Copy all lines below containing "color".

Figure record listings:
▬▬▬
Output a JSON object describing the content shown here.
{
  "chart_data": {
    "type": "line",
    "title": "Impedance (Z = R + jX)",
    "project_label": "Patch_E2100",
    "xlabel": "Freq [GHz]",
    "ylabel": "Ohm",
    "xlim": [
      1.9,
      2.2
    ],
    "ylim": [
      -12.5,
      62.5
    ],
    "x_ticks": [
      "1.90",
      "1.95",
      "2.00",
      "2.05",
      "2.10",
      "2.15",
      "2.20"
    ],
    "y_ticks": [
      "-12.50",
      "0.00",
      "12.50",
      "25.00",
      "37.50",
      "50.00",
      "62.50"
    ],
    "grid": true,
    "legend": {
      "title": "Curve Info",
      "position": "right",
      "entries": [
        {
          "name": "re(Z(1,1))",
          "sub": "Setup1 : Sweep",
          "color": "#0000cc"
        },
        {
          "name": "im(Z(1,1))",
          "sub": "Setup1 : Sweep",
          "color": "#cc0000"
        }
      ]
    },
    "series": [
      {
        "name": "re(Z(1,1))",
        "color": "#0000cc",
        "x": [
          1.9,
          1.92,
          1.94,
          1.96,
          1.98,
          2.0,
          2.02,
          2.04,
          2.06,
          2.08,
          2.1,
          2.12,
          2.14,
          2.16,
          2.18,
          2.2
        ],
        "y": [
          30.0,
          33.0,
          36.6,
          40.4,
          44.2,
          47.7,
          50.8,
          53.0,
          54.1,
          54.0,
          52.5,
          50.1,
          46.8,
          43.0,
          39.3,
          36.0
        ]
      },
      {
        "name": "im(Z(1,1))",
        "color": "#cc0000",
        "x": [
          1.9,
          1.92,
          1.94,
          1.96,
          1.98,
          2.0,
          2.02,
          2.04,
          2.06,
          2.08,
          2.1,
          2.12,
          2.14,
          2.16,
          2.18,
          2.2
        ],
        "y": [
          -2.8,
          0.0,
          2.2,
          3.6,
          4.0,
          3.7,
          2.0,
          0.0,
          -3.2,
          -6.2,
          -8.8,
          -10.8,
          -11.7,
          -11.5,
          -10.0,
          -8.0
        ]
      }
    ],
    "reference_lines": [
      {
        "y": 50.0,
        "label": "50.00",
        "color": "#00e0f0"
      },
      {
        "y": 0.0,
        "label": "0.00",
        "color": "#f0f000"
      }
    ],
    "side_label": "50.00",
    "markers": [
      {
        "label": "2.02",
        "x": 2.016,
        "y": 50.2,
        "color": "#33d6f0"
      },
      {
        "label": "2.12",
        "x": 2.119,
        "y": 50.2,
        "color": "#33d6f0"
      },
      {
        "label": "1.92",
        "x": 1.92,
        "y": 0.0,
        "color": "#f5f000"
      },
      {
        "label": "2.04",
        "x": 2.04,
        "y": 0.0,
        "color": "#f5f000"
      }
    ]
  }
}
▬▬▬
* **Task response**:
          "color": "#0000cc"
          "color": "#cc0000"
        "color": "#0000cc",
        "color": "#cc0000",
        "color": "#00e0f0"
        "color": "#f0f000"
        "color": "#33d6f0"
        "color": "#33d6f0"
        "color": "#f5f000"
        "color": "#f5f000"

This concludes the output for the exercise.